* START Stored records *
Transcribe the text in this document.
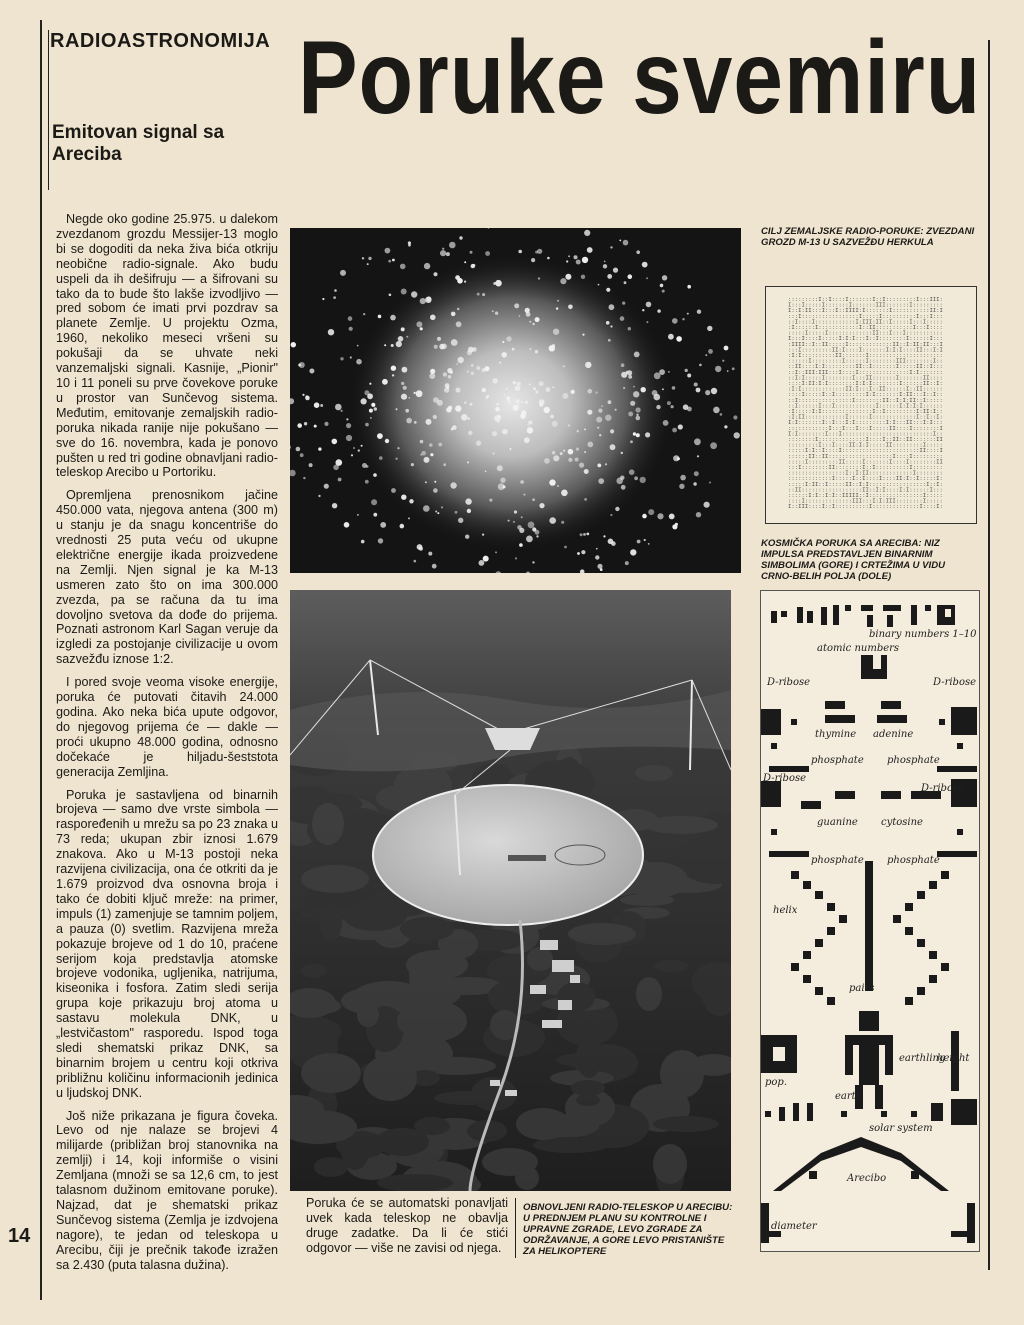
RADIOASTRONOMIJA Poruke svemiru
Emitovan signal sa Areciba

Negde oko godine 25.975. u dalekom zvezdanom grozdu Messijer-13 moglo bi se dogoditi da neka živa bića otkriju neobične radio-signale. Ako budu uspeli da ih dešifruju — a šifrovani su tako da to bude što lakše izvodljivo — pred sobom će imati prvi pozdrav sa planete Zemlje. U projektu Ozma, 1960, nekoliko meseci vršeni su pokušaji da se uhvate neki vanzemaljski signali. Kasnije, „Pionir" 10 i 11 poneli su prve čovekove poruke u prostor van Sunčevog sistema. Međutim, emitovanje zemaljskih radio-poruka nikada ranije nije pokušano — sve do 16. novembra, kada je ponovo pušten u red tri godine obnavljani radio-teleskop Arecibo u Portoriku.

Opremljena prenosnikom jačine 450.000 vata, njegova antena (300 m) u stanju je da snagu koncentriše do vrednosti 25 puta veću od ukupne električne energije ikada proizvedene na Zemlji. Njen signal je ka M-13 usmeren zato što on ima 300.000 zvezda, pa se računa da tu ima dovoljno svetova da dođe do prijema. Poznati astronom Karl Sagan veruje da izgledi za postojanje civilizacije u ovom sazvežđu iznose 1:2.

I pored svoje veoma visoke energije, poruka će putovati čitavih 24.000 godina. Ako neka bića upute odgovor, do njegovog prijema će — dakle — proći ukupno 48.000 godina, odnosno dočekaće je hiljadu-šeststota generacija Zemljina.

Poruka je sastavljena od binarnih brojeva — samo dve vrste simbola — raspoređenih u mrežu sa po 23 znaka u 73 reda; ukupan zbir iznosi 1.679 znakova. Ako u M-13 postoji neka razvijena civilizacija, ona će otkriti da je 1.679 proizvod dva osnovna broja i tako će dobiti ključ mreže: na primer, impuls (1) zamenjuje se tamnim poljem, a pauza (0) svetlim. Razvijena mreža pokazuje brojeve od 1 do 10, praćene serijom koja predstavlja atomske brojeve vodonika, ugljenika, natrijuma, kiseonika i fosfora. Zatim sledi serija grupa koje prikazuju broj atoma u sastavu molekula DNK, u „lestvičastom" rasporedu. Ispod toga sledi shematski prikaz DNK, sa binarnim brojem u centru koji otkriva približnu količinu informacionih jedinica u ljudskoj DNK.

Još niže prikazana je figura čoveka. Levo od nje nalaze se brojevi 4 milijarde (približan broj stanovnika na zemlji) i 14, koji informiše o visini Zemljana (množi se sa 12,6 cm, to jest talasnom dužinom emitovane poruke). Najzad, dat je shematski prikaz Sunčevog sistema (Zemlja je izdvojena nagore), te jedan od teleskopa u Arecibu, čiji je prečnik takođe izražen sa 2.430 (puta talasna dužina).

CILJ ZEMALJSKE RADIO-PORUKE: ZVEZDANI GROZD M-13 U SAZVEŽĐU HERKULA
:::::::::I::I::::I:::::::I::I:::::::::I:::III:
I:::I:::::I:::::::I:::::::III:::::::I:::::::::
I::I:II:::I:::I::IIII:I:::::::I:::::::::::II:I
:::I:::::::::::::::::I:::::I::::::::::I:::I:::
::I::::I::::::::::::I:III:II::I:::::I:::I:::::
:I::::::I::::::::::::I::II:::::::::::I:::I::::
:::::I:::::I:::::::::::::II:::I:::I:::::::::::
I:::I::::I:::::I:I:I:::I::I::::::::I::::::I:::
:IIII::I::II:::::I:::::::::::::II::I:II:II:::I
:::I:::::::::II:I::::I:::::::I:I:I::::II:::I:I
:I:I::::::::::II:::::::I::::::::::::::::::::::
::::::I:::::::::I::::::I::::::::III::::::::I::
::II::::I:I:::::::::II::I:::::::I:::::II::I:::
::I::III:III:::I::::I:::::::::::::::I:I:::::::
::I:I:::::I::::::::I:::II:::::::I:::::::II::::
::::I:II:I:I::::::::I:I:I::::::::I::::::II::I:
:I:I:::::::::::::II:I:::I::II::::::I::II::::::
::::I:::::I::I:::::::::I:I:::::::I:II:::I::I::
::I::::::::::::::::I::::::::II::I:I:II::I:::::
::I::::::I:::I::::::::::::I::::::I:I:I:I::::::
:I:::::I:I:::::::::::::::I::I:::::::::I:II:I::
:I:II::::::::::::I::::::I:::::::::::::I::I::I:
I:I:::::::I::I:::I:I:::::::::I:I:::II:::I:I:::
::::::::::::I:::I:::I:::I:::::II::::I::::::::I
I:I::::::::I:::I:::::::::::::::::::::::::::I::
::::::::I::::::::::::::I::::I::II::II:::::::II
:::::::::I:::I::::II:I:I:::::II:::::::::I:::::
:::::I:I::I::::I:::::::::::::::::::::::II::::I
::::::II::II:::::::::::::::::::I::::I:::::::::
:::::I:::::::::II:::::I:::::::I::::I::::::::II
:::I::::::::II::::::::I::I::::::::::I:::::::::
:::::::::::::::::I::I:II:::::::::::::I::::::::
:::::::::::::I:::::I::I::::I::::II:I::I:::::I:
:::::I:II::I:::::II::I:I:::::::::::::::::I::I:
::II::::::::::::::::::II::I:I::::I:I::::::I:::
::::::I:I::I:I::IIIII::I::::::::::::::::I:::::
::::I::::::::::::::III:::I:I:III::::::::I:::::
I::III::::I::I::::::::::I::::::::::::::I::::I:
KOSMIČKA PORUKA SA ARECIBA: NIZ IMPULSA PREDSTAVLJEN BINARNIM SIMBOLIMA (GORE) I CRTEŽIMA U VIDU CRNO-BELIH POLJA (DOLE)
binary numbers 1–10
atomic numbers
D-ribose	D-ribose
thymine adenine
phosphate phosphate
D-ribose
D-ribose
guanine cytosine
phosphate phosphate
helix
pairs
earthling
height
pop.
earth
solar system
Arecibo
diameter
Poruka će se automatski ponavljati uvek kada teleskop ne obavlja druge zadatke. Da li će stići odgovor — više ne zavisi od njega.
OBNOVLJENI RADIO-TELESKOP U ARECIBU: U PREDNJEM PLANU SU KONTROLNE I UPRAVNE ZGRADE, LEVO ZGRADE ZA ODRŽAVANJE, A GORE LEVO PRISTANIŠTE ZA HELIKOPTERE
14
* END Stored records *
* Work instructions *
Show the lines of the data that hold the word "sistema".

* Solution for this task *
Negde oko godine 25.975. u dalekom zvezdanom grozdu Messijer-13 moglo bi se dogoditi da neka živa bića otkriju neobične radio-signale. Ako budu uspeli da ih dešifruju — a šifrovani su tako da to bude što lakše izvodljivo — pred sobom će imati prvi pozdrav sa planete Zemlje. U projektu Ozma, 1960, nekoliko meseci vršeni su pokušaji da se uhvate neki vanzemaljski signali. Kasnije, „Pionir" 10 i 11 poneli su prve čovekove poruke u prostor van Sunčevog sistema. Međutim, emitovanje zemaljskih radio-poruka nikada ranije nije pokušano — sve do 16. novembra, kada je ponovo pušten u red tri godine obnavljani radio-teleskop Arecibo u Portoriku.
Još niže prikazana je figura čoveka. Levo od nje nalaze se brojevi 4 milijarde (približan broj stanovnika na zemlji) i 14, koji informiše o visini Zemljana (množi se sa 12,6 cm, to jest talasnom dužinom emitovane poruke). Najzad, dat je shematski prikaz Sunčevog sistema (Zemlja je izdvojena nagore), te jedan od teleskopa u Arecibu, čiji je prečnik takođe izražen sa 2.430 (puta talasna dužina).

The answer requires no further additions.